**REQUIRED WORK**
Repeat every entry word for word, skipping the pictures.

[Records contained in a dataset]

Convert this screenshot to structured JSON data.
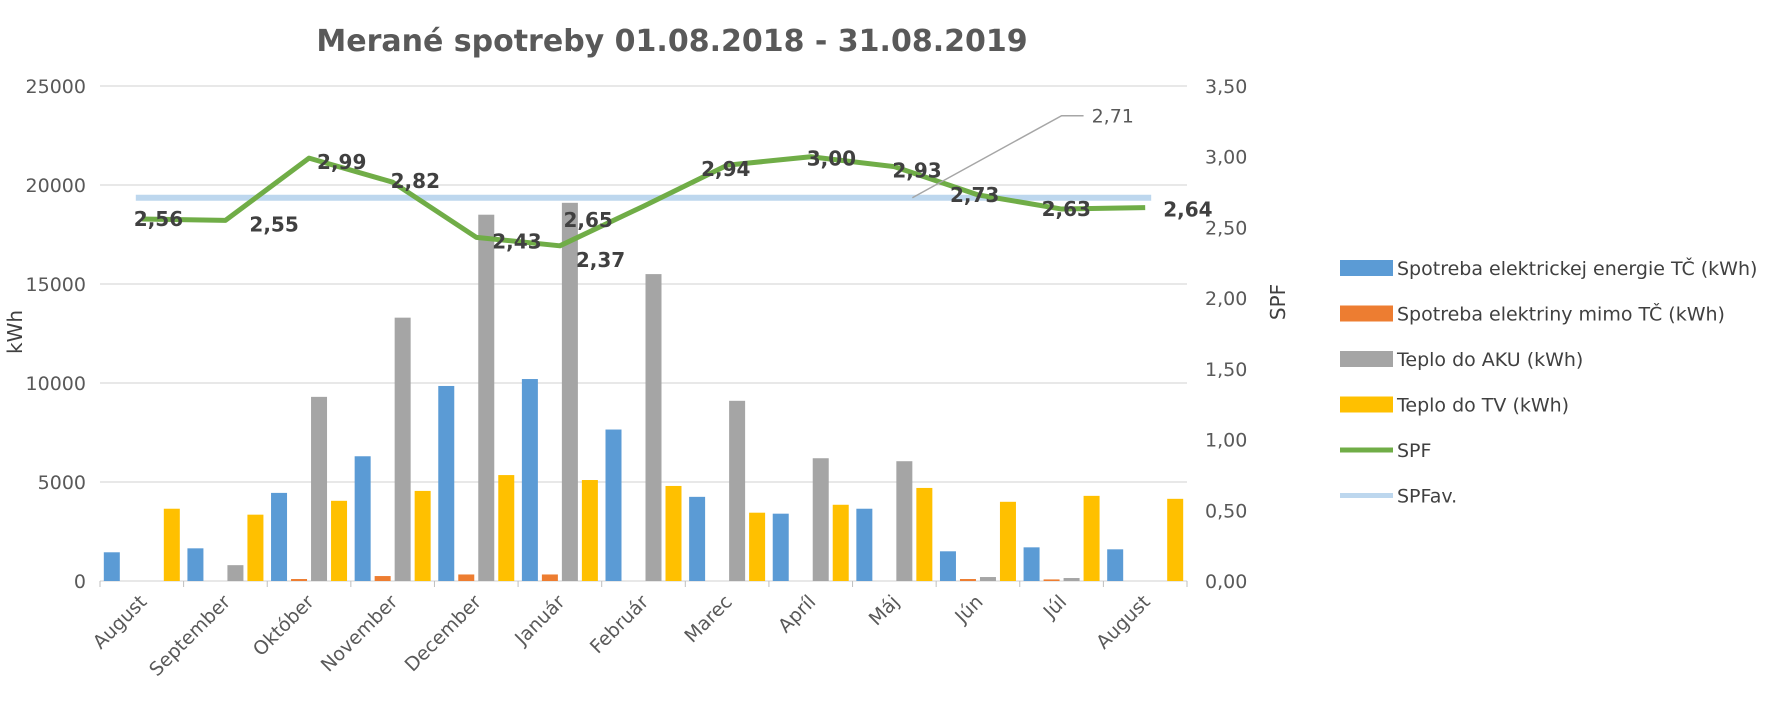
{
  "chart_data": {
    "type": "bar",
    "title": "Merané spotreby 01.08.2018 - 31.08.2019",
    "ylabel": "kWh",
    "y2label": "SPF",
    "ylim": [
      0,
      25000
    ],
    "y2lim": [
      0,
      3.5
    ],
    "yticks": [
      "0",
      "5000",
      "10000",
      "15000",
      "20000",
      "25000"
    ],
    "y2ticks": [
      "0,00",
      "0,50",
      "1,00",
      "1,50",
      "2,00",
      "2,50",
      "3,00",
      "3,50"
    ],
    "grid": true,
    "legend_position": "right",
    "categories": [
      "August",
      "September",
      "Október",
      "November",
      "December",
      "Január",
      "Február",
      "Marec",
      "Apríl",
      "Máj",
      "Jún",
      "Júl",
      "August"
    ],
    "series": [
      {
        "name": "Spotreba elektrickej energie TČ (kWh)",
        "kind": "bar",
        "color": "#5B9BD5",
        "values": [
          1450,
          1650,
          4450,
          6300,
          9850,
          10200,
          7650,
          4250,
          3400,
          3650,
          1500,
          1700,
          1600
        ]
      },
      {
        "name": "Spotreba elektriny mimo TČ (kWh)",
        "kind": "bar",
        "color": "#ED7D31",
        "values": [
          0,
          0,
          100,
          250,
          330,
          330,
          0,
          0,
          0,
          0,
          100,
          80,
          0
        ]
      },
      {
        "name": "Teplo do AKU (kWh)",
        "kind": "bar",
        "color": "#A5A5A5",
        "values": [
          0,
          800,
          9300,
          13300,
          18500,
          19100,
          15500,
          9100,
          6200,
          6050,
          200,
          150,
          0
        ]
      },
      {
        "name": "Teplo do TV (kWh)",
        "kind": "bar",
        "color": "#FFC000",
        "values": [
          3650,
          3350,
          4050,
          4550,
          5350,
          5100,
          4800,
          3450,
          3850,
          4700,
          4000,
          4300,
          4150
        ]
      },
      {
        "name": "SPF",
        "kind": "line",
        "axis": "secondary",
        "color": "#70AD47",
        "values": [
          2.56,
          2.55,
          2.99,
          2.82,
          2.43,
          2.37,
          2.65,
          2.94,
          3.0,
          2.93,
          2.73,
          2.63,
          2.64
        ],
        "labels": [
          "2,56",
          "2,55",
          "2,99",
          "2,82",
          "2,43",
          "2,37",
          "2,65",
          "2,94",
          "3,00",
          "2,93",
          "2,73",
          "2,63",
          "2,64"
        ]
      },
      {
        "name": "SPFav.",
        "kind": "line",
        "axis": "secondary",
        "color": "#BDD7EE",
        "values": [
          2.71,
          2.71,
          2.71,
          2.71,
          2.71,
          2.71,
          2.71,
          2.71,
          2.71,
          2.71,
          2.71,
          2.71,
          2.71
        ],
        "label": "2,71"
      }
    ]
  }
}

**EXPECTED OUTPUT**
Convert this screenshot to structured JSON data.
{
  "chart_data": {
    "type": "bar",
    "title": "Merané spotreby 01.08.2018 - 31.08.2019",
    "ylabel": "kWh",
    "y2label": "SPF",
    "ylim": [
      0,
      25000
    ],
    "y2lim": [
      0,
      3.5
    ],
    "yticks": [
      "0",
      "5000",
      "10000",
      "15000",
      "20000",
      "25000"
    ],
    "y2ticks": [
      "0,00",
      "0,50",
      "1,00",
      "1,50",
      "2,00",
      "2,50",
      "3,00",
      "3,50"
    ],
    "grid": true,
    "legend_position": "right",
    "categories": [
      "August",
      "September",
      "Október",
      "November",
      "December",
      "Január",
      "Február",
      "Marec",
      "Apríl",
      "Máj",
      "Jún",
      "Júl",
      "August"
    ],
    "series": [
      {
        "name": "Spotreba elektrickej energie TČ (kWh)",
        "kind": "bar",
        "color": "#5B9BD5",
        "values": [
          1450,
          1650,
          4450,
          6300,
          9850,
          10200,
          7650,
          4250,
          3400,
          3650,
          1500,
          1700,
          1600
        ]
      },
      {
        "name": "Spotreba elektriny mimo TČ (kWh)",
        "kind": "bar",
        "color": "#ED7D31",
        "values": [
          0,
          0,
          100,
          250,
          330,
          330,
          0,
          0,
          0,
          0,
          100,
          80,
          0
        ]
      },
      {
        "name": "Teplo do AKU (kWh)",
        "kind": "bar",
        "color": "#A5A5A5",
        "values": [
          0,
          800,
          9300,
          13300,
          18500,
          19100,
          15500,
          9100,
          6200,
          6050,
          200,
          150,
          0
        ]
      },
      {
        "name": "Teplo do TV (kWh)",
        "kind": "bar",
        "color": "#FFC000",
        "values": [
          3650,
          3350,
          4050,
          4550,
          5350,
          5100,
          4800,
          3450,
          3850,
          4700,
          4000,
          4300,
          4150
        ]
      },
      {
        "name": "SPF",
        "kind": "line",
        "axis": "secondary",
        "color": "#70AD47",
        "values": [
          2.56,
          2.55,
          2.99,
          2.82,
          2.43,
          2.37,
          2.65,
          2.94,
          3.0,
          2.93,
          2.73,
          2.63,
          2.64
        ],
        "labels": [
          "2,56",
          "2,55",
          "2,99",
          "2,82",
          "2,43",
          "2,37",
          "2,65",
          "2,94",
          "3,00",
          "2,93",
          "2,73",
          "2,63",
          "2,64"
        ]
      },
      {
        "name": "SPFav.",
        "kind": "line",
        "axis": "secondary",
        "color": "#BDD7EE",
        "values": [
          2.71,
          2.71,
          2.71,
          2.71,
          2.71,
          2.71,
          2.71,
          2.71,
          2.71,
          2.71,
          2.71,
          2.71,
          2.71
        ],
        "label": "2,71"
      }
    ]
  }
}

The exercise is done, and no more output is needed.